Material provided –

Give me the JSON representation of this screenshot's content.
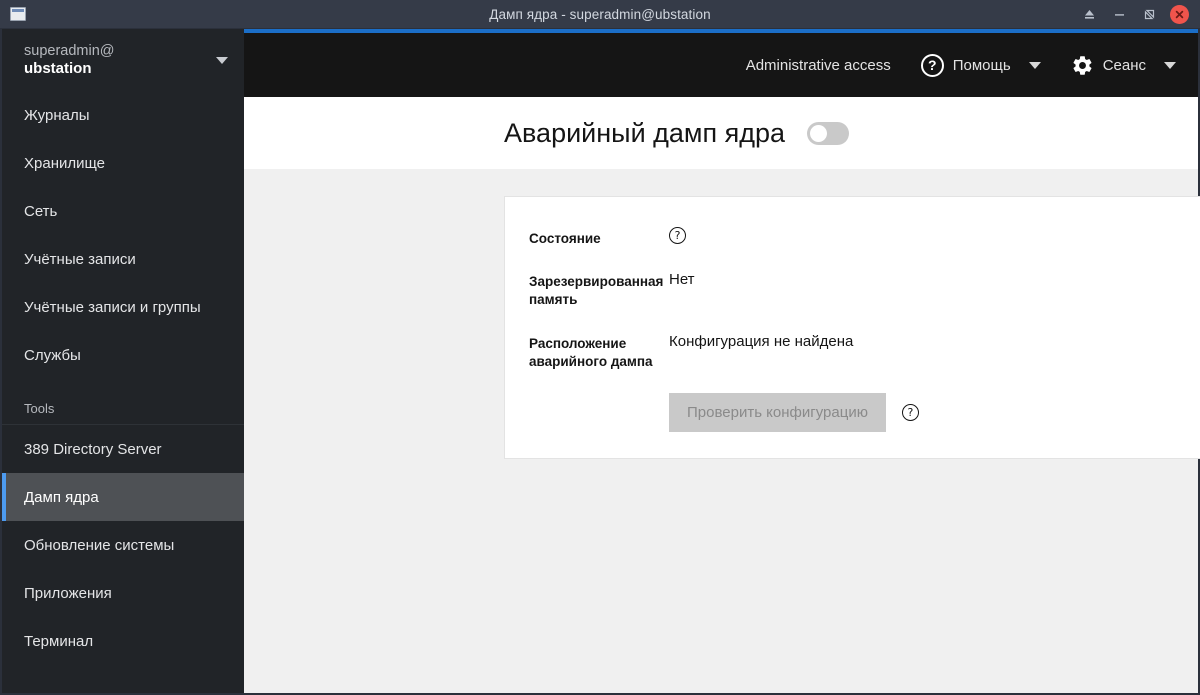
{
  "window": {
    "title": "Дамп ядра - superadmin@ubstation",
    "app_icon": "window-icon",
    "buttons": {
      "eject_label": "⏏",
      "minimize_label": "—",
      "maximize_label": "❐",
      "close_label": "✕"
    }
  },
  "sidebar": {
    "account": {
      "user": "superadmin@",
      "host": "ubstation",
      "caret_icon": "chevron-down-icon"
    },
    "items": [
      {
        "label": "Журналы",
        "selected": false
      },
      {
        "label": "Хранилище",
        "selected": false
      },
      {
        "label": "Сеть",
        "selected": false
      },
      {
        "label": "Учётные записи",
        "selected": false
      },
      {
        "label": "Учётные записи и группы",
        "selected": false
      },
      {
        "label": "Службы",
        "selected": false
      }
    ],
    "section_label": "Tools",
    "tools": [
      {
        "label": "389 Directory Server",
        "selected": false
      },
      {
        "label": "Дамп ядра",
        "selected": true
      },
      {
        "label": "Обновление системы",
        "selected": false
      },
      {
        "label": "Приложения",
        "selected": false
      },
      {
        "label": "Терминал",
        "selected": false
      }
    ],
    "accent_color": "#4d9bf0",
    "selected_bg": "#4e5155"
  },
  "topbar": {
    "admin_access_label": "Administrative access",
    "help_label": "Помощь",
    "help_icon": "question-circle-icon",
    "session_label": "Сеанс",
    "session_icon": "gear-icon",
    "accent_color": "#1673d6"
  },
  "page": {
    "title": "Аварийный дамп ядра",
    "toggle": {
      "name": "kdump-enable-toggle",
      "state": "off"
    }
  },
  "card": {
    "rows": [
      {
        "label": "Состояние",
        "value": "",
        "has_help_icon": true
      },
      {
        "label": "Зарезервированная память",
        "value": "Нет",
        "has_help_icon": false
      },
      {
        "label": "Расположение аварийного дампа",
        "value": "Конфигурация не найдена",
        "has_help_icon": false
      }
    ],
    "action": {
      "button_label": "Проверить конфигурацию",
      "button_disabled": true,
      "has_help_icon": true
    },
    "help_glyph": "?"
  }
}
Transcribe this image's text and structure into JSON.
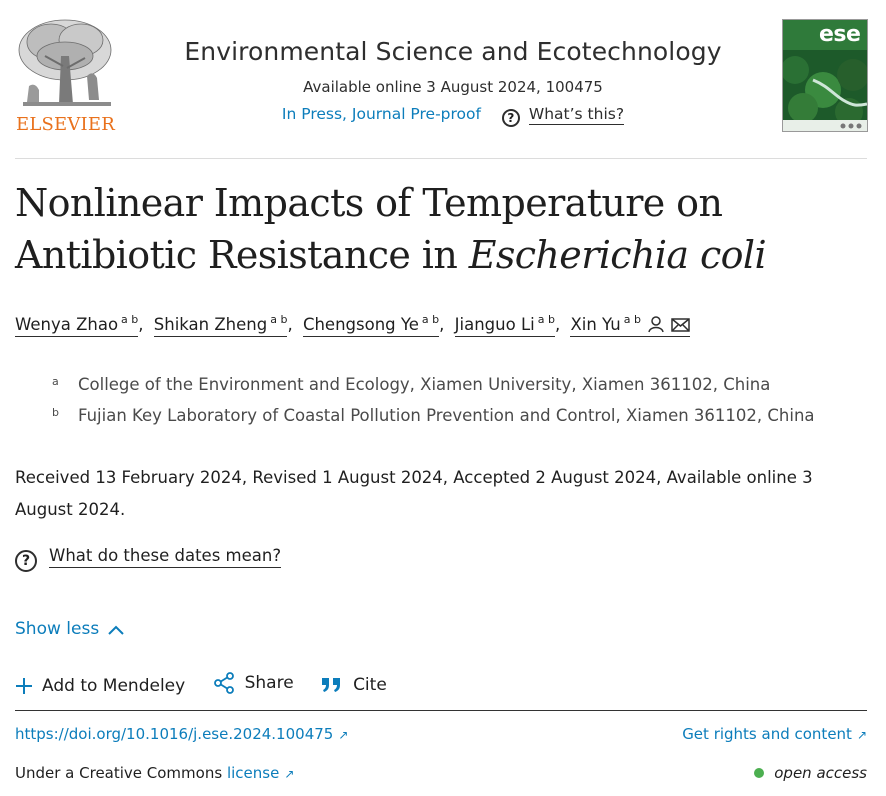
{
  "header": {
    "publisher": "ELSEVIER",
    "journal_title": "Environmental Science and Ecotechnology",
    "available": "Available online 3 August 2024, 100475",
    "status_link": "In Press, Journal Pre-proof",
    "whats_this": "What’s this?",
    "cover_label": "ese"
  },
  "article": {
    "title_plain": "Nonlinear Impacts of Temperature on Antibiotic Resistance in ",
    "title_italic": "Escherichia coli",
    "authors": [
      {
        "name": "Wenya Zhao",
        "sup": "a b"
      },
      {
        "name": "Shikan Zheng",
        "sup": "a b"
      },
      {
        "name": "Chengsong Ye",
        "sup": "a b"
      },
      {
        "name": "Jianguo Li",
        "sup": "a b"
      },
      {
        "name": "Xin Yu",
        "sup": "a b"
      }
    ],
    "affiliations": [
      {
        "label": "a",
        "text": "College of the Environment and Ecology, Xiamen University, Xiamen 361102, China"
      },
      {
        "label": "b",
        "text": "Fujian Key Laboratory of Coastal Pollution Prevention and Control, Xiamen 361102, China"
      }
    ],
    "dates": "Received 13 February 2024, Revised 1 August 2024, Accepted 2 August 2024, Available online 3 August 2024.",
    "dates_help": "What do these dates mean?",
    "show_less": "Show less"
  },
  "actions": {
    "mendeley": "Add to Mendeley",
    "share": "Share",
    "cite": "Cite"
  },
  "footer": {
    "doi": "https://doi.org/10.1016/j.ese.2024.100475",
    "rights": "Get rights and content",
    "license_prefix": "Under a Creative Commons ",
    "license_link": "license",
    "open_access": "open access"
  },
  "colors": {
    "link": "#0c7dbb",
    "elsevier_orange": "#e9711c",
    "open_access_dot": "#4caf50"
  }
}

Exercise – Search the data for the word "dates" and copy each line where it appears.

The result –
    "dates": "Received 13 February 2024, Revised 1 August 2024, Accepted 2 August 2024, Available online 3 August 2024.",
    "dates_help": "What do these dates mean?",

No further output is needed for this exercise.